** start Selected excerpt **

The man page description of 'If fd_in is a sparse file' clearly refers to the source
file being a sparse file (i.e., containing holes). In this case, copy_file_range may
expand holes (logical zero-byte regions) in the source file into actual written zero
bytes in the destination file (physically occupying disk space), causing the destination
file to lose its sparseness. This should refer to the case where holes exist within the
copy_from range of fd_in.

2. Looking at the corresponding code:
copy_file_range() -> do_splice_direct -> splice_direct_to_actor -> do_splice_read

do_splice_read:
do {
    if (*ppos >= i_size_read(in->f_mapping->host))
        break;  // Hit end of file, exit
		
    // filemap_get_pages encountering file holes will fill with zeros
    // Or is there a case where the filesystem returns failure when it encounters a hole?
    error = filemap_get_pages(&iocb, len, &fbatch, true); 
    if (error < 0)
        break;
    
    // Process each page, copy to pipe
    for (i = 0; i < folio_batch_count(&fbatch); i++) {
        n = splice_folio_into_pipe(pipe, folio, *ppos, n);
        if (!n)
            goto out;
			...
    }
} while (len);

I can understand that the [pos, pos+len) range needs to be flushed to the backing file
to avoid the FUSE userspace program mistakenly thinking that there are holes in the
backing file (file_in) or that the size is insufficient, which would cause the FUSE
userspace program to execute copy_file_range(back_file_in, back_file_out) and return
short copy or overwrite holes with zeros.

But I'm also confused why we need to flush beyond the [pos, pos+len) range?

Yes, are there any testcases or problem email discussions that would make it easier
to understand the reason? 

I'll continue to look at the code in detail combined with testing later.

Thanks
Chunsheng Luo

** end Selected excerpt **
** start Dataset entries **

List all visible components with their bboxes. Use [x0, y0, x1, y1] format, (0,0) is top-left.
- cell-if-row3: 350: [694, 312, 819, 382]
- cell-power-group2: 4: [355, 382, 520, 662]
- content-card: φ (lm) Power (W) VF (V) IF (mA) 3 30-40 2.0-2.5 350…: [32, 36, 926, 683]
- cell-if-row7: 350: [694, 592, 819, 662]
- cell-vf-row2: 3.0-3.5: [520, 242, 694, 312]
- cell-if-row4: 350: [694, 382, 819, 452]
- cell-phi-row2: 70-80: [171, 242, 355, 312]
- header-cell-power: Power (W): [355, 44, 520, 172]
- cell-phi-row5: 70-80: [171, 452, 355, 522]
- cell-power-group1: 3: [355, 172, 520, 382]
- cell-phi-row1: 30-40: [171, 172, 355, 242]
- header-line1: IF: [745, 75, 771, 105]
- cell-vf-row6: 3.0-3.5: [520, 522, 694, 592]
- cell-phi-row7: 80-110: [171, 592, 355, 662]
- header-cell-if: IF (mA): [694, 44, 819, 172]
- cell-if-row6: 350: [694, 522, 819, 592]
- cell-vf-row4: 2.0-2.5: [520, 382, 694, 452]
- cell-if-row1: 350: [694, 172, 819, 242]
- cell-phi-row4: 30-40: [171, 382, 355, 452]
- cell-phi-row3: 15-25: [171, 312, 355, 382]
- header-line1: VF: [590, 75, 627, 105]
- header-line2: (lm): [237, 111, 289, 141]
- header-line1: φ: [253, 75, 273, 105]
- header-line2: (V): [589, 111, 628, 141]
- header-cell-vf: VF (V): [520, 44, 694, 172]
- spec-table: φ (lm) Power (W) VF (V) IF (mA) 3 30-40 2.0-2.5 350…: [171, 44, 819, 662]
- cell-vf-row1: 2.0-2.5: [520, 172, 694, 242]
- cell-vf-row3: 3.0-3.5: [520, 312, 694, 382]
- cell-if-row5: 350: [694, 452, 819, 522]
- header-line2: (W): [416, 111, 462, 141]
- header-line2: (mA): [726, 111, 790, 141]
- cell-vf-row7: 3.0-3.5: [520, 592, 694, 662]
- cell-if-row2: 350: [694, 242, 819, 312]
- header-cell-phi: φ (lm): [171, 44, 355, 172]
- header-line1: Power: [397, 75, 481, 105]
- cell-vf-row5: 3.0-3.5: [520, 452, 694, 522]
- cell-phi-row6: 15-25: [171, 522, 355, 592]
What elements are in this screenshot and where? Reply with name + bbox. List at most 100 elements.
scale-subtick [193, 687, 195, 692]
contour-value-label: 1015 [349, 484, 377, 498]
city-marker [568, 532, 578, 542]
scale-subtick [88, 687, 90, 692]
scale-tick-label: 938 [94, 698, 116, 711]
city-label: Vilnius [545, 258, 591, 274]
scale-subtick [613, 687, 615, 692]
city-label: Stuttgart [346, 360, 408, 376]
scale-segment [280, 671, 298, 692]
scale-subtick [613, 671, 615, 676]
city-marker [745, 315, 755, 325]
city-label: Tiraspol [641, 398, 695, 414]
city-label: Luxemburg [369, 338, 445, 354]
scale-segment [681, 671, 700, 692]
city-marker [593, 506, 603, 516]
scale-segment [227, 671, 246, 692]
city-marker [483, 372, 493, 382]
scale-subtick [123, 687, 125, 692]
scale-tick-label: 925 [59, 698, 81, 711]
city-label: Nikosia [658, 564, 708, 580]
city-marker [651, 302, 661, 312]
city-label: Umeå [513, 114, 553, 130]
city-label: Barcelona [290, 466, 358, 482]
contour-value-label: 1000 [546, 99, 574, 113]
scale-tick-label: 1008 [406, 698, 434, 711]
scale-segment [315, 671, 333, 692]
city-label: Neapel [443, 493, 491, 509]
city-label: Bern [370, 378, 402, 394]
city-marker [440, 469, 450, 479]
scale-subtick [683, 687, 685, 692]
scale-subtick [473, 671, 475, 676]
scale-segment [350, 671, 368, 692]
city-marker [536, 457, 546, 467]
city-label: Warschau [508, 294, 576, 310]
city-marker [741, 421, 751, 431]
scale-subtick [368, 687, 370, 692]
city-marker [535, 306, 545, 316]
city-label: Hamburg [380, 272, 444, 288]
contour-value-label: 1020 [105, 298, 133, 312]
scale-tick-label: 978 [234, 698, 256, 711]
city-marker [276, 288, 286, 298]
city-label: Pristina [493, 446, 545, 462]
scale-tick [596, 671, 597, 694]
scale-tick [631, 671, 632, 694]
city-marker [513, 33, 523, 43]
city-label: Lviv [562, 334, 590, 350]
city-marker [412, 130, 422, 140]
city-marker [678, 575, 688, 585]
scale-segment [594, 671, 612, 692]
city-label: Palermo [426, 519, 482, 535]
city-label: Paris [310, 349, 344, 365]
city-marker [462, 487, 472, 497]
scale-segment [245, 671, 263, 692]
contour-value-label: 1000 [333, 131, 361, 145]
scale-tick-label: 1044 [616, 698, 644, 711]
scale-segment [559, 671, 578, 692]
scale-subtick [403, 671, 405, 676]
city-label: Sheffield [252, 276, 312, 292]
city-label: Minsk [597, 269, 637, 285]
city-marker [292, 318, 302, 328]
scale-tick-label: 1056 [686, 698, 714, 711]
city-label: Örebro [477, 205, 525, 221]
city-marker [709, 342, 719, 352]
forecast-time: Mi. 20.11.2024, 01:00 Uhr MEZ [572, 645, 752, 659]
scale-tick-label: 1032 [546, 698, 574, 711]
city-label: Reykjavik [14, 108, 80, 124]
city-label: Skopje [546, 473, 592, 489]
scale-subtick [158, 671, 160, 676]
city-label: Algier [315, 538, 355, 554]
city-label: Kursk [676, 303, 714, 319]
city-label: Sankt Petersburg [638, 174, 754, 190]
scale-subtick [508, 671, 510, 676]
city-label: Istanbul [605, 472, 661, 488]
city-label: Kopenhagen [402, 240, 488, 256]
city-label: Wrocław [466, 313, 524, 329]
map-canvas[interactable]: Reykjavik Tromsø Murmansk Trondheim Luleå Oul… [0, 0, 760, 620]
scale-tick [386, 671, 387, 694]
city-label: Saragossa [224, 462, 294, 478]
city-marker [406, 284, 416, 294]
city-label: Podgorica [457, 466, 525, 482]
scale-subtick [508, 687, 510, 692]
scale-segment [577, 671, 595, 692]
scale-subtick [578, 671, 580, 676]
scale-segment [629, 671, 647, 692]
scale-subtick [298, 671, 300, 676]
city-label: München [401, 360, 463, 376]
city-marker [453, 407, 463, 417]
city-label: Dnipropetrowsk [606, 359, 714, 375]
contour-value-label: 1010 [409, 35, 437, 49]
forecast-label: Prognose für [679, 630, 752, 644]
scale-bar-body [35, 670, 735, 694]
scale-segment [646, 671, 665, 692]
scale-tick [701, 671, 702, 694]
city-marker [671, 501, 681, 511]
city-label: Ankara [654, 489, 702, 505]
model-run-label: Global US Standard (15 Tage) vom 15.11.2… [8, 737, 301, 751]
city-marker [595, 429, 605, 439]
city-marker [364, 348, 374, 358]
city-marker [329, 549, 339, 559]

** end Dataset entries **

» Exercises:
a) According to the copy_file_range message, what can happen to the destination file when holes in the source file are expanded into written zero bytes?
b) Please repeat everything in the copy_file_range message from "But I'm also" down to "understand the reason?", word for word.

» Solutions in order:
a) The destination file loses its sparseness.

b)
But I'm also confused why we need to flush beyond the [pos, pos+len) range?

Yes, are there any testcases or problem email discussions that would make it easier
to understand the reason?